WRITTEN EXERCISE -> Turn every line of the items below into a JSON list of strings, one string per line, leaving out blank lines.
[Start of RECORDS]
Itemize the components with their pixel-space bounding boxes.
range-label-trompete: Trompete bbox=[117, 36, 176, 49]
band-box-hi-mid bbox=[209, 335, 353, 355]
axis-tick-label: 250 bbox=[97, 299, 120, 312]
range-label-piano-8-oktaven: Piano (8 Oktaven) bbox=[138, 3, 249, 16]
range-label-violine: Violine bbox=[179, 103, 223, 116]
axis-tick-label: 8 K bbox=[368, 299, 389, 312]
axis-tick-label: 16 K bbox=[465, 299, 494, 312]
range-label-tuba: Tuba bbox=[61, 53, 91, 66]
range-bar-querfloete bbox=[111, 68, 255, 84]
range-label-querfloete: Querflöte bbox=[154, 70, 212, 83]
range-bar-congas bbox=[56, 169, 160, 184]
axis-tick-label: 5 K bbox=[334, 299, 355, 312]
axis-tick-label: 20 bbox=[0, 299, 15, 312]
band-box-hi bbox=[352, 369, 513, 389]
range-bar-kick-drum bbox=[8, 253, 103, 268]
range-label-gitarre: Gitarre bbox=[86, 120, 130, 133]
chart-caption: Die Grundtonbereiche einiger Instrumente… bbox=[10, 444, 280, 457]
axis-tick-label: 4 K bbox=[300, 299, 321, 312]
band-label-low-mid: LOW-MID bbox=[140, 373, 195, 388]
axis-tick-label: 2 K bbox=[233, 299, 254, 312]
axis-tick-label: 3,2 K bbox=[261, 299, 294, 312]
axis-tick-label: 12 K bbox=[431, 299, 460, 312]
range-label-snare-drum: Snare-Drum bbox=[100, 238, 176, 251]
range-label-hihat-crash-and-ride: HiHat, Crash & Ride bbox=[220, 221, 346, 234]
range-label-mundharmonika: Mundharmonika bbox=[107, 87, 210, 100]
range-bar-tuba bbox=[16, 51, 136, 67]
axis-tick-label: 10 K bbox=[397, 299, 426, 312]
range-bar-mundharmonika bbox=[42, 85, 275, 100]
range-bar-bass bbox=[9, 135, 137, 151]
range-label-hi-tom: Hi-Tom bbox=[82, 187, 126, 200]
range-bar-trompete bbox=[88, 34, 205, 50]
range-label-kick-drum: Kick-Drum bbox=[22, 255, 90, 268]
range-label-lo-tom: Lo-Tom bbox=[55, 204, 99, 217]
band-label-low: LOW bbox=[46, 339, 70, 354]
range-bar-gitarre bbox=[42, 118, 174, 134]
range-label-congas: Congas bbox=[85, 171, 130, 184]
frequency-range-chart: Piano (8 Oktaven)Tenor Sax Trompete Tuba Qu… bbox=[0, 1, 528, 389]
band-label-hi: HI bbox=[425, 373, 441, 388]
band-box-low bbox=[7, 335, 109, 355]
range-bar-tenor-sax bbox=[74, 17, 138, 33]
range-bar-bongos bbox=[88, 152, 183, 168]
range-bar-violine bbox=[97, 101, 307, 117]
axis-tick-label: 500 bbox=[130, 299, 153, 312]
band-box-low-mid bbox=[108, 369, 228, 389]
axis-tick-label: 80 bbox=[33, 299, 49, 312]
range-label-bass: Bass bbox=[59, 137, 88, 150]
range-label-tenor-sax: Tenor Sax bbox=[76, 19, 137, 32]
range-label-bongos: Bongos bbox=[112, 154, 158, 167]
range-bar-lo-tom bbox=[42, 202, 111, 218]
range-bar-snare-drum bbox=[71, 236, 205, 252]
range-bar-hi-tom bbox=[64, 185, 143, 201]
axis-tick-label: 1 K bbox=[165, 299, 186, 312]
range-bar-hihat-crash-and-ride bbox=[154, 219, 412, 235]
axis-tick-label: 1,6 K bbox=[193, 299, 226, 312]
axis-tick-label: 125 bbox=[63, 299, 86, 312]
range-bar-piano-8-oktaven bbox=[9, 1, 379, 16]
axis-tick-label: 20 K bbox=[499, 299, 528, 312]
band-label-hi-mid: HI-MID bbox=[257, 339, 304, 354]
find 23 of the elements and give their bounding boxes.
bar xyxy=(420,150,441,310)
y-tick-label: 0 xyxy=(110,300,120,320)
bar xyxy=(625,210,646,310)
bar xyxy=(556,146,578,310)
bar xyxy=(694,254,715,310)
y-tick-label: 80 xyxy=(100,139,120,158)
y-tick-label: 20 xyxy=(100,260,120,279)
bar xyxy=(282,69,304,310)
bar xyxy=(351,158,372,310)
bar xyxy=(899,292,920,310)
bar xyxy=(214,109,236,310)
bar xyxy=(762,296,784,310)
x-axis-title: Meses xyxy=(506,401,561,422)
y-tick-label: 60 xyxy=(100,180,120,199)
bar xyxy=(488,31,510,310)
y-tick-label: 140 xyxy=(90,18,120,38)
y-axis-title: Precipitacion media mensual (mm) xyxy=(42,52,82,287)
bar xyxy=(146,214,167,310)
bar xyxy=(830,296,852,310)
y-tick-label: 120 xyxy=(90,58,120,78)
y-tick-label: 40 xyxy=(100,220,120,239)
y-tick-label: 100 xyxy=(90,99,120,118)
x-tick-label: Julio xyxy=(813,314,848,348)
[End of RECORDS]
TASK OUTPUT ->
[
  "Itemize the components with their pixel-space bounding boxes.",
  "range-label-trompete: Trompete bbox=[117, 36, 176, 49]",
  "band-box-hi-mid bbox=[209, 335, 353, 355]",
  "axis-tick-label: 250 bbox=[97, 299, 120, 312]",
  "range-label-piano-8-oktaven: Piano (8 Oktaven) bbox=[138, 3, 249, 16]",
  "range-label-violine: Violine bbox=[179, 103, 223, 116]",
  "axis-tick-label: 8 K bbox=[368, 299, 389, 312]",
  "axis-tick-label: 16 K bbox=[465, 299, 494, 312]",
  "range-label-tuba: Tuba bbox=[61, 53, 91, 66]",
  "range-bar-querfloete bbox=[111, 68, 255, 84]",
  "range-label-querfloete: Querflöte bbox=[154, 70, 212, 83]",
  "range-bar-congas bbox=[56, 169, 160, 184]",
  "axis-tick-label: 5 K bbox=[334, 299, 355, 312]",
  "axis-tick-label: 20 bbox=[0, 299, 15, 312]",
  "band-box-hi bbox=[352, 369, 513, 389]",
  "range-bar-kick-drum bbox=[8, 253, 103, 268]",
  "range-label-gitarre: Gitarre bbox=[86, 120, 130, 133]",
  "chart-caption: Die Grundtonbereiche einiger Instrumente… bbox=[10, 444, 280, 457]",
  "axis-tick-label: 4 K bbox=[300, 299, 321, 312]",
  "band-label-low-mid: LOW-MID bbox=[140, 373, 195, 388]",
  "axis-tick-label: 2 K bbox=[233, 299, 254, 312]",
  "axis-tick-label: 3,2 K bbox=[261, 299, 294, 312]",
  "axis-tick-label: 12 K bbox=[431, 299, 460, 312]",
  "range-label-snare-drum: Snare-Drum bbox=[100, 238, 176, 251]",
  "range-label-hihat-crash-and-ride: HiHat, Crash & Ride bbox=[220, 221, 346, 234]",
  "range-label-mundharmonika: Mundharmonika bbox=[107, 87, 210, 100]",
  "range-bar-tuba bbox=[16, 51, 136, 67]",
  "axis-tick-label: 10 K bbox=[397, 299, 426, 312]",
  "range-bar-mundharmonika bbox=[42, 85, 275, 100]",
  "range-bar-bass bbox=[9, 135, 137, 151]",
  "range-label-hi-tom: Hi-Tom bbox=[82, 187, 126, 200]",
  "range-bar-trompete bbox=[88, 34, 205, 50]",
  "range-label-kick-drum: Kick-Drum bbox=[22, 255, 90, 268]",
  "range-label-lo-tom: Lo-Tom bbox=[55, 204, 99, 217]",
  "band-label-low: LOW bbox=[46, 339, 70, 354]",
  "range-bar-gitarre bbox=[42, 118, 174, 134]",
  "range-label-congas: Congas bbox=[85, 171, 130, 184]",
  "frequency-range-chart: Piano (8 Oktaven)Tenor Sax Trompete Tuba Qu… bbox=[0, 1, 528, 389]",
  "band-label-hi: HI bbox=[425, 373, 441, 388]",
  "band-box-low bbox=[7, 335, 109, 355]",
  "range-bar-tenor-sax bbox=[74, 17, 138, 33]",
  "range-bar-bongos bbox=[88, 152, 183, 168]",
  "range-bar-violine bbox=[97, 101, 307, 117]",
  "axis-tick-label: 500 bbox=[130, 299, 153, 312]",
  "band-box-low-mid bbox=[108, 369, 228, 389]",
  "axis-tick-label: 80 bbox=[33, 299, 49, 312]",
  "range-label-bass: Bass bbox=[59, 137, 88, 150]",
  "range-label-tenor-sax: Tenor Sax bbox=[76, 19, 137, 32]",
  "range-label-bongos: Bongos bbox=[112, 154, 158, 167]",
  "range-bar-lo-tom bbox=[42, 202, 111, 218]",
  "range-bar-snare-drum bbox=[71, 236, 205, 252]",
  "range-bar-hi-tom bbox=[64, 185, 143, 201]",
  "axis-tick-label: 1 K bbox=[165, 299, 186, 312]",
  "range-bar-hihat-crash-and-ride bbox=[154, 219, 412, 235]",
  "axis-tick-label: 1,6 K bbox=[193, 299, 226, 312]",
  "axis-tick-label: 125 bbox=[63, 299, 86, 312]",
  "range-bar-piano-8-oktaven bbox=[9, 1, 379, 16]",
  "axis-tick-label: 20 K bbox=[499, 299, 528, 312]",
  "band-label-hi-mid: HI-MID bbox=[257, 339, 304, 354]",
  "find 23 of the elements and give their bounding boxes.",
  "bar xyxy=(420,150,441,310)",
  "y-tick-label: 0 xyxy=(110,300,120,320)",
  "bar xyxy=(625,210,646,310)",
  "bar xyxy=(556,146,578,310)",
  "bar xyxy=(694,254,715,310)",
  "y-tick-label: 80 xyxy=(100,139,120,158)",
  "y-tick-label: 20 xyxy=(100,260,120,279)",
  "bar xyxy=(282,69,304,310)",
  "bar xyxy=(351,158,372,310)",
  "bar xyxy=(899,292,920,310)",
  "bar xyxy=(214,109,236,310)",
  "bar xyxy=(762,296,784,310)",
  "x-axis-title: Meses xyxy=(506,401,561,422)",
  "y-tick-label: 60 xyxy=(100,180,120,199)",
  "bar xyxy=(488,31,510,310)",
  "y-tick-label: 140 xyxy=(90,18,120,38)",
  "y-axis-title: Precipitacion media mensual (mm) xyxy=(42,52,82,287)",
  "bar xyxy=(146,214,167,310)",
  "bar xyxy=(830,296,852,310)",
  "y-tick-label: 120 xyxy=(90,58,120,78)",
  "y-tick-label: 40 xyxy=(100,220,120,239)",
  "y-tick-label: 100 xyxy=(90,99,120,118)",
  "x-tick-label: Julio xyxy=(813,314,848,348)"
]